Stated goal:
Would you return all of this data exactly, leaving nothing out?

Records shown:
++++

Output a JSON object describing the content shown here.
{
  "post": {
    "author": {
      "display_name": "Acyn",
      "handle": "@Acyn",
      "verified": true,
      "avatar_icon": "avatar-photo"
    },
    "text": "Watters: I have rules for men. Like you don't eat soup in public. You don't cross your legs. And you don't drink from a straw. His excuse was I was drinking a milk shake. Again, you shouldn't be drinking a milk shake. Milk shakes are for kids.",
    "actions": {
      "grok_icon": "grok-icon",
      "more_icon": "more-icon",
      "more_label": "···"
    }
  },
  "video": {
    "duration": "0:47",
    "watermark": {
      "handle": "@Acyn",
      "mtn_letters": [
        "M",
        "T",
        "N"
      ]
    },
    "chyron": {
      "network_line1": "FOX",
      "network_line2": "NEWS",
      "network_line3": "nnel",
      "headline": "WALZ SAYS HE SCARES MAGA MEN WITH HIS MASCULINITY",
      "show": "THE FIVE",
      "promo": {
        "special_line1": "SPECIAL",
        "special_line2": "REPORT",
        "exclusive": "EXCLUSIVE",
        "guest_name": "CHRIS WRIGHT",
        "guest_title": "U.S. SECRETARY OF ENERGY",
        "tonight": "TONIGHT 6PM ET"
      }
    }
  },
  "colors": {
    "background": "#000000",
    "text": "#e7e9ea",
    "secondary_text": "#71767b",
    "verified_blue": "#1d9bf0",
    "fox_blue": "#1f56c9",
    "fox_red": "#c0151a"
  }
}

++++

Reply:
Output a JSON object describing the content shown here.
{
  "post": {
    "author": {
      "display_name": "Acyn",
      "handle": "@Acyn",
      "verified": true,
      "avatar_icon": "avatar-photo"
    },
    "text": "Watters: I have rules for men. Like you don't eat soup in public. You don't cross your legs. And you don't drink from a straw. His excuse was I was drinking a milk shake. Again, you shouldn't be drinking a milk shake. Milk shakes are for kids.",
    "actions": {
      "grok_icon": "grok-icon",
      "more_icon": "more-icon",
      "more_label": "···"
    }
  },
  "video": {
    "duration": "0:47",
    "watermark": {
      "handle": "@Acyn",
      "mtn_letters": [
        "M",
        "T",
        "N"
      ]
    },
    "chyron": {
      "network_line1": "FOX",
      "network_line2": "NEWS",
      "network_line3": "nnel",
      "headline": "WALZ SAYS HE SCARES MAGA MEN WITH HIS MASCULINITY",
      "show": "THE FIVE",
      "promo": {
        "special_line1": "SPECIAL",
        "special_line2": "REPORT",
        "exclusive": "EXCLUSIVE",
        "guest_name": "CHRIS WRIGHT",
        "guest_title": "U.S. SECRETARY OF ENERGY",
        "tonight": "TONIGHT 6PM ET"
      }
    }
  },
  "colors": {
    "background": "#000000",
    "text": "#e7e9ea",
    "secondary_text": "#71767b",
    "verified_blue": "#1d9bf0",
    "fox_blue": "#1f56c9",
    "fox_red": "#c0151a"
  }
}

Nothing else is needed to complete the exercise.